- [Set task]:
Select every line containing the word "sublabel" from the material, and copy those lines.

** Start of Records to process **

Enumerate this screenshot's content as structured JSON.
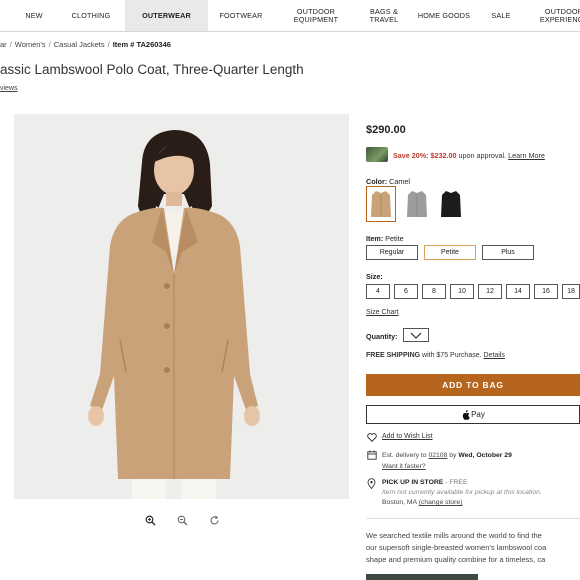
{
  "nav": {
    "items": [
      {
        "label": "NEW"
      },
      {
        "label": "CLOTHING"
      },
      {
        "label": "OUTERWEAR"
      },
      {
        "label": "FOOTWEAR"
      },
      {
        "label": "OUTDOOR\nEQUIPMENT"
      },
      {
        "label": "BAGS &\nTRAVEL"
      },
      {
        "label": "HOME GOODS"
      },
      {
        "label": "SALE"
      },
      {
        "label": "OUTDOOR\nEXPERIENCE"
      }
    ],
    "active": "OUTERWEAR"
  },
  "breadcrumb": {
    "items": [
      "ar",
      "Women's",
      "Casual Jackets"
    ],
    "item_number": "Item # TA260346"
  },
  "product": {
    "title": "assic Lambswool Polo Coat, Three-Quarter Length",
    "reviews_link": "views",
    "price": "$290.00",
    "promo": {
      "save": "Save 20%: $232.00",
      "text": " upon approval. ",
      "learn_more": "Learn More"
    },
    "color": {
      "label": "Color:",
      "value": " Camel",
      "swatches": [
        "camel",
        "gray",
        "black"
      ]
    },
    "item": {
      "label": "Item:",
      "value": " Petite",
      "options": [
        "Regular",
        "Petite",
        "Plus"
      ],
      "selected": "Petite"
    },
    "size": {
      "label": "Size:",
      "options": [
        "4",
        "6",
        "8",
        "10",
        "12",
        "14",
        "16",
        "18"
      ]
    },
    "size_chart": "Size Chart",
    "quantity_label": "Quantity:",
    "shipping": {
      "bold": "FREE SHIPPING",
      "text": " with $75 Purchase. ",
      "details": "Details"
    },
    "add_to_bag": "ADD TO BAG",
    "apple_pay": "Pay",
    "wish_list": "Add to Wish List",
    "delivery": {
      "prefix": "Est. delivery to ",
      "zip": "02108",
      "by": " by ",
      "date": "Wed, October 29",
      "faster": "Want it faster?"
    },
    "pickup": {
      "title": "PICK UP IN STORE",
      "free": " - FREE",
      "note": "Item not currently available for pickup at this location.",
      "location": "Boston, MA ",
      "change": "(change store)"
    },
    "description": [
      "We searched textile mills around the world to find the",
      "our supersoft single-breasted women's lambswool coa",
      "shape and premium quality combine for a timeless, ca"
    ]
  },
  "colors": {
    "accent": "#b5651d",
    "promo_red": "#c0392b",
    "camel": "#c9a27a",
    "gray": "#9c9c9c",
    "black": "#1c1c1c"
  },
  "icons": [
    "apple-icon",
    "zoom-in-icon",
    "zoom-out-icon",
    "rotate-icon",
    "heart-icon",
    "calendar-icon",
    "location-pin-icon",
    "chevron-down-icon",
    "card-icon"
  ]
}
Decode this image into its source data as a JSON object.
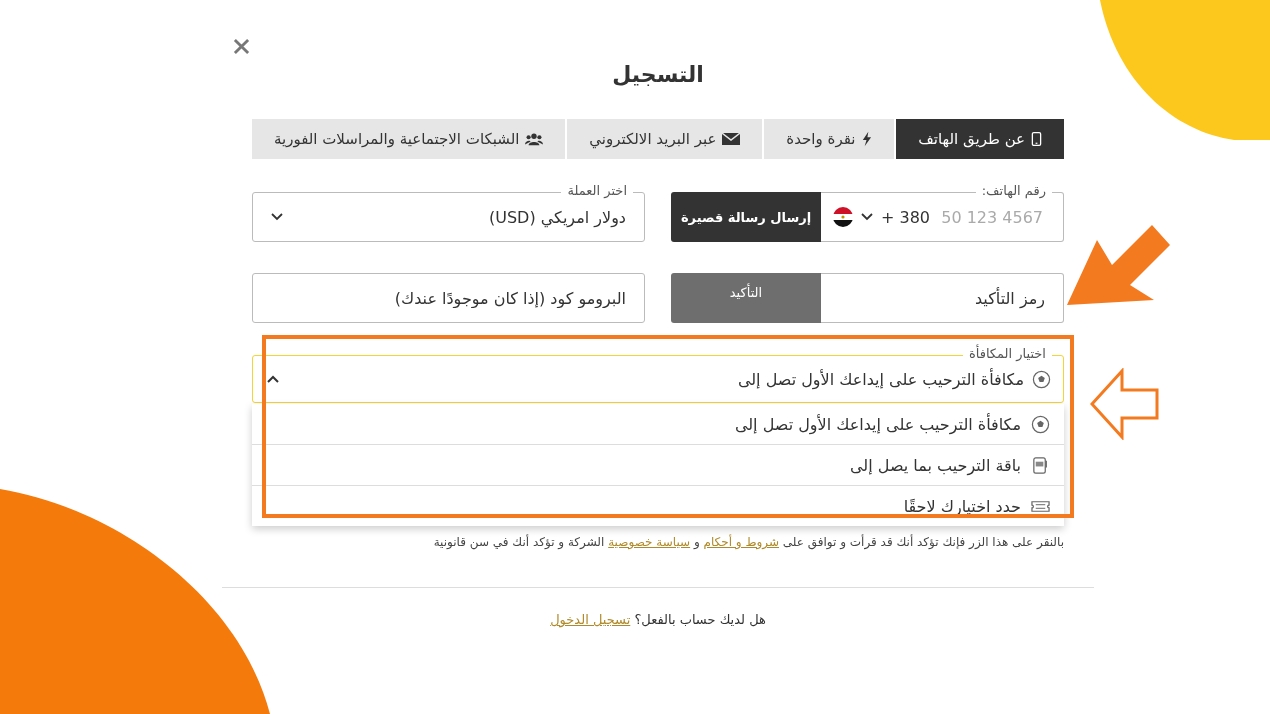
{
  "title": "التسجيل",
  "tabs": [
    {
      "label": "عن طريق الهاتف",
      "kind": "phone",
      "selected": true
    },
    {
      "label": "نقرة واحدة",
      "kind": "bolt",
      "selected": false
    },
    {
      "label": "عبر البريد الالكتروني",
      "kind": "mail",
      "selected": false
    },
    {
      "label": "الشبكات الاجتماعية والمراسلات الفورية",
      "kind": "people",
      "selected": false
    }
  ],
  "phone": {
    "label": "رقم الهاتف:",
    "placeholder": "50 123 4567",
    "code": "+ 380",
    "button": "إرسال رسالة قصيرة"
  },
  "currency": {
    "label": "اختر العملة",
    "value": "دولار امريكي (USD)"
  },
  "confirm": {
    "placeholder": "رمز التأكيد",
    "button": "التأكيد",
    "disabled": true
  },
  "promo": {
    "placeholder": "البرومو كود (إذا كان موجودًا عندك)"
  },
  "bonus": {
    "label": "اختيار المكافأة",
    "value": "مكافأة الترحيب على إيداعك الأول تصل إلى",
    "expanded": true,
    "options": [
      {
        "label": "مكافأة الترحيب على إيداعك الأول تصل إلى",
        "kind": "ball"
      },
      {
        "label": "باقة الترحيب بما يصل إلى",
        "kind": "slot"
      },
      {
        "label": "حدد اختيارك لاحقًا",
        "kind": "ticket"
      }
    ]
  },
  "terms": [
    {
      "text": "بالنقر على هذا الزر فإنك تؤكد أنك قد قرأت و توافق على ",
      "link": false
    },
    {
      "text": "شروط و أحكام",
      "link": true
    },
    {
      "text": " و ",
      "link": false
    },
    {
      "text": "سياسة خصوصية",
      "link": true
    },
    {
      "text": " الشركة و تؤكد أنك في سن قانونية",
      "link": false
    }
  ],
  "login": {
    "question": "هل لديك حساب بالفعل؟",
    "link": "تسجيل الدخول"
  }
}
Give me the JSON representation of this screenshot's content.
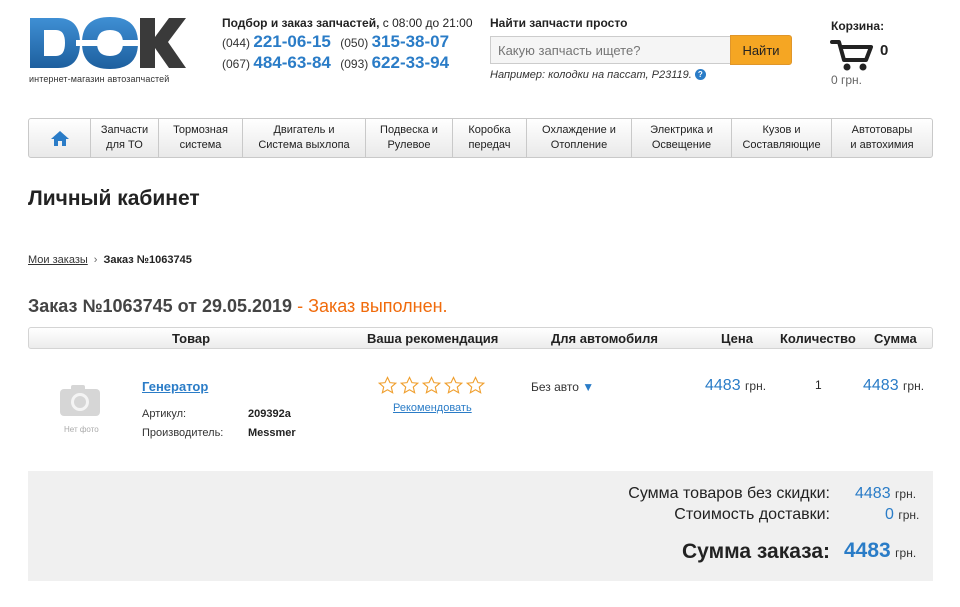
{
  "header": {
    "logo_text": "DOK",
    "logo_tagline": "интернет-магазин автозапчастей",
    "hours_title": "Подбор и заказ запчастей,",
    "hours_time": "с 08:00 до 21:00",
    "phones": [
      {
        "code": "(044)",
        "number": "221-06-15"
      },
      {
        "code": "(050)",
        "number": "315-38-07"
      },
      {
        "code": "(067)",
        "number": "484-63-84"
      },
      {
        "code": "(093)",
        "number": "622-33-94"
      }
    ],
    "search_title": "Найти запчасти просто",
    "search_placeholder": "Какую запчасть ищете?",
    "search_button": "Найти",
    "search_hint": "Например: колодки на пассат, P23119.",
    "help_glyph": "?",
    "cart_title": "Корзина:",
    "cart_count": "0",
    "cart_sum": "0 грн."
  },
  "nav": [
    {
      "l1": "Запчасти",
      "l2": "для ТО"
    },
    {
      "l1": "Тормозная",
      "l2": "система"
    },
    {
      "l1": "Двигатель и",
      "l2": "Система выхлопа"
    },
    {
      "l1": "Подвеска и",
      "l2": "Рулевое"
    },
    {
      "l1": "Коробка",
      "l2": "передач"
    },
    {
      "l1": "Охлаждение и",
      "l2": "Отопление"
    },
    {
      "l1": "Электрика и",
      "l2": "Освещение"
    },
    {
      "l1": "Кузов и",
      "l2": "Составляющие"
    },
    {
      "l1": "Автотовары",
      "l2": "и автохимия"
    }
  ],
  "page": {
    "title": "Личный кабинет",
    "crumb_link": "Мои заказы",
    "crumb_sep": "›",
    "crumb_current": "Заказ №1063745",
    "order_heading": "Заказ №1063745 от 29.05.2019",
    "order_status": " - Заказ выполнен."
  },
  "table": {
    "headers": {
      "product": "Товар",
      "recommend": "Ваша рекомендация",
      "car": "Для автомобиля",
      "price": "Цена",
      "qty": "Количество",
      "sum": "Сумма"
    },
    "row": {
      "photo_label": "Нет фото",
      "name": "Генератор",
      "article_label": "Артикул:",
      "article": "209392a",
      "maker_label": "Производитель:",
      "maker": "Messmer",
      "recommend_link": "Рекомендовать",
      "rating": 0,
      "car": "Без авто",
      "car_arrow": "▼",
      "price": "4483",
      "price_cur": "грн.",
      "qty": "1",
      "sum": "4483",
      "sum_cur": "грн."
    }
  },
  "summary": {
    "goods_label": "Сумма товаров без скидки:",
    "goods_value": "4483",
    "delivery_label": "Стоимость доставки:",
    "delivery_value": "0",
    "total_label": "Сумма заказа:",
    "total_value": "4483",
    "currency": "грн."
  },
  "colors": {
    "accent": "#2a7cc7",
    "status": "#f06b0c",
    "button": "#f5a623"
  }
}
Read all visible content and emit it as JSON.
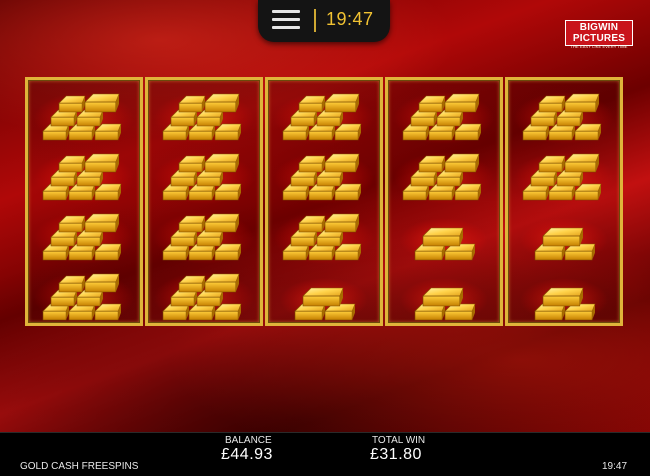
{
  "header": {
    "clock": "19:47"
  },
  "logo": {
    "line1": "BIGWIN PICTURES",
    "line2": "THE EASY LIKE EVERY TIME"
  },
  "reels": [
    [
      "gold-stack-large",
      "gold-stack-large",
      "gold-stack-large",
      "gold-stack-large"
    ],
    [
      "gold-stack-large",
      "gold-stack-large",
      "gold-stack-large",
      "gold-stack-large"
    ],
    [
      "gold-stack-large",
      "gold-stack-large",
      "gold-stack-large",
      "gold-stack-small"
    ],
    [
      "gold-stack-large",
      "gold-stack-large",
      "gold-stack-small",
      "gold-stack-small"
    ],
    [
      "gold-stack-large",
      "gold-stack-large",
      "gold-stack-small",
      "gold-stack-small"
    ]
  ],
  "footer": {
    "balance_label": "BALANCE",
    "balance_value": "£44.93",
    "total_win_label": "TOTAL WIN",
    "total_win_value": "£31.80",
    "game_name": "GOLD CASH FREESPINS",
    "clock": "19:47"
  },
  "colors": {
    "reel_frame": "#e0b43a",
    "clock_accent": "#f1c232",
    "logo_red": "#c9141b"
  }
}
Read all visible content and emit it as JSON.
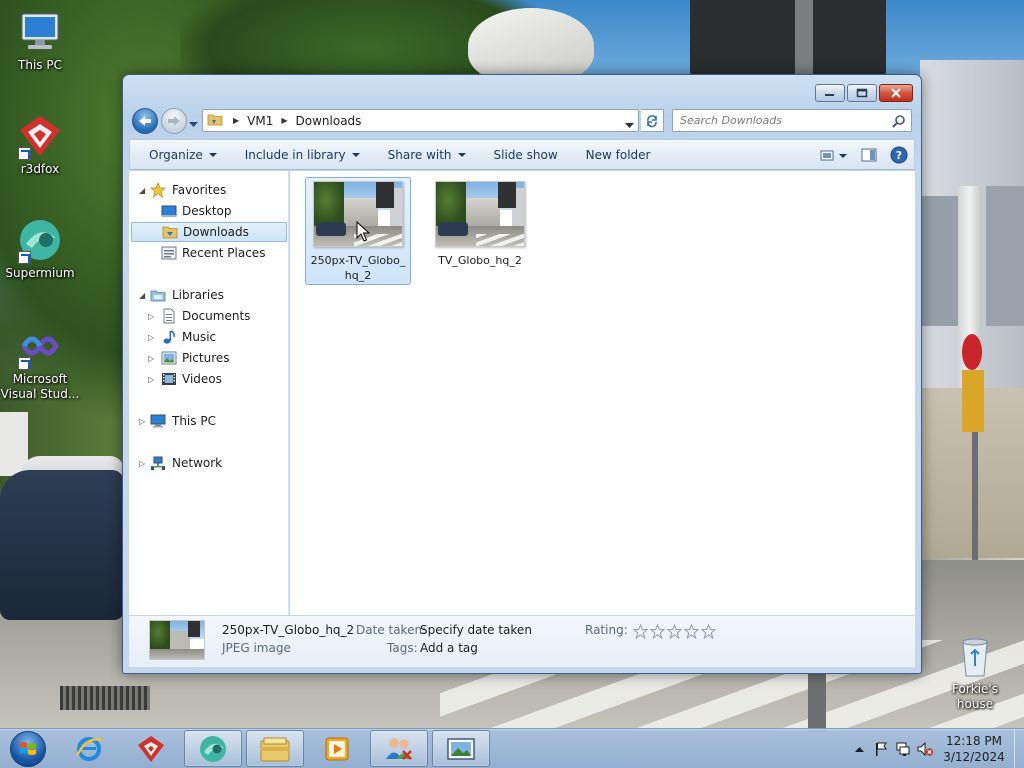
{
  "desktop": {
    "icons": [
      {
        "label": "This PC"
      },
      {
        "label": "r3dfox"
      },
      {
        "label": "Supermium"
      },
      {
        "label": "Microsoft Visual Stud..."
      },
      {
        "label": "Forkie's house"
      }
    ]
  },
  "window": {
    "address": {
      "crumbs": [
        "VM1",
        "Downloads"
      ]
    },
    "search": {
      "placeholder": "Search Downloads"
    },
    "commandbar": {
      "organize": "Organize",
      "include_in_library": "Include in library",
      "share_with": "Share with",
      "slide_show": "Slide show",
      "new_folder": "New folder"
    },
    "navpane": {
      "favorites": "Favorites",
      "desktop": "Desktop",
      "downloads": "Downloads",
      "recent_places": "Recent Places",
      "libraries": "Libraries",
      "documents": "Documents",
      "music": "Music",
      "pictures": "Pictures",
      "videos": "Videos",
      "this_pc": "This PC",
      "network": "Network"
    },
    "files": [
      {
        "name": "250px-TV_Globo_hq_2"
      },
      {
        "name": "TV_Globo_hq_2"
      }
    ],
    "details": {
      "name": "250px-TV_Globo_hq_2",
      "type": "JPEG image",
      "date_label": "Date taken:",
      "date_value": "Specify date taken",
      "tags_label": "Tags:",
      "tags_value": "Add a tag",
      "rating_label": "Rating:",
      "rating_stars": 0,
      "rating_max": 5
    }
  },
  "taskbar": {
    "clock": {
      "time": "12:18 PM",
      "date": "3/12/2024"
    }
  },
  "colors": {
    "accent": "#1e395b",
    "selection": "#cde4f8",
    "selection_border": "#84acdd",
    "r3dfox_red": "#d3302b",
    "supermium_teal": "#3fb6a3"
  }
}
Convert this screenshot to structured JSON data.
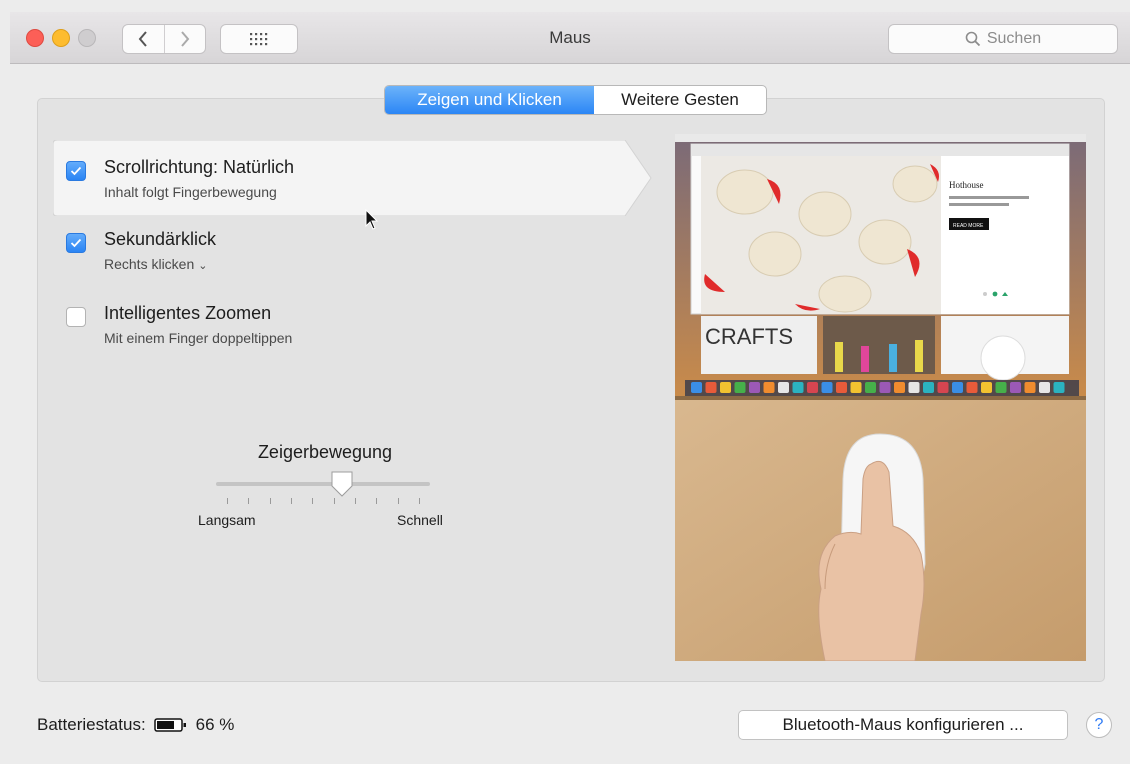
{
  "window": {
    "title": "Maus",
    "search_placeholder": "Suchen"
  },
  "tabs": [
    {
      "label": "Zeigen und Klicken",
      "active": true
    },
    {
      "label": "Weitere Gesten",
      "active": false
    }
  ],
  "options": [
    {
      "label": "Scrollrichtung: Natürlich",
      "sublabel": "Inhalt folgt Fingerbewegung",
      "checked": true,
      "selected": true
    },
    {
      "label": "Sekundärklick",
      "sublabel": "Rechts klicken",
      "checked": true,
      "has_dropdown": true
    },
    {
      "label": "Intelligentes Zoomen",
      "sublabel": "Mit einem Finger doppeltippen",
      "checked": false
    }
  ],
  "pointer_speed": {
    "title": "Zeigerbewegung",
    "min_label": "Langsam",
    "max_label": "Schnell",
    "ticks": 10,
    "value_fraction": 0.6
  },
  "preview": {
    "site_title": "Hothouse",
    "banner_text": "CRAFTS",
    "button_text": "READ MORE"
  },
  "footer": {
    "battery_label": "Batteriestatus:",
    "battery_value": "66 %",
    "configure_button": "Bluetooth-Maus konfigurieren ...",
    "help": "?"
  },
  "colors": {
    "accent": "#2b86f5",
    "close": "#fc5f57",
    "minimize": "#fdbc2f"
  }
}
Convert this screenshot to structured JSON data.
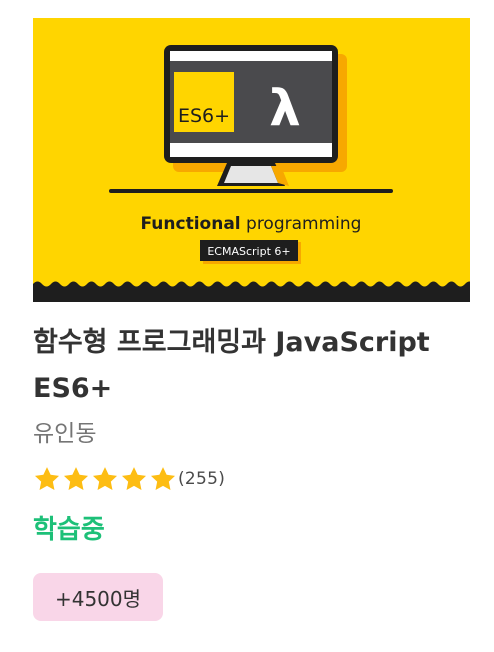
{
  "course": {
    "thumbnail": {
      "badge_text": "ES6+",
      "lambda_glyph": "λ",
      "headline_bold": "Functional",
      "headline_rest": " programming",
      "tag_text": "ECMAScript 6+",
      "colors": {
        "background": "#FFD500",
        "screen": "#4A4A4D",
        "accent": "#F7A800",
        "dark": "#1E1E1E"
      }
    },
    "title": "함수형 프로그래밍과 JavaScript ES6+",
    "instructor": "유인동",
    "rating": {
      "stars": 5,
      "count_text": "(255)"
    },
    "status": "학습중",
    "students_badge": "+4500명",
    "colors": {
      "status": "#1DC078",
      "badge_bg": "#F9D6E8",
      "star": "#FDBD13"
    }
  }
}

** End of Records to process **

- [Reply]:
      "sublabel": "Inhalt folgt Fingerbewegung",
      "sublabel": "Rechts klicken",
      "sublabel": "Mit einem Finger doppeltippen",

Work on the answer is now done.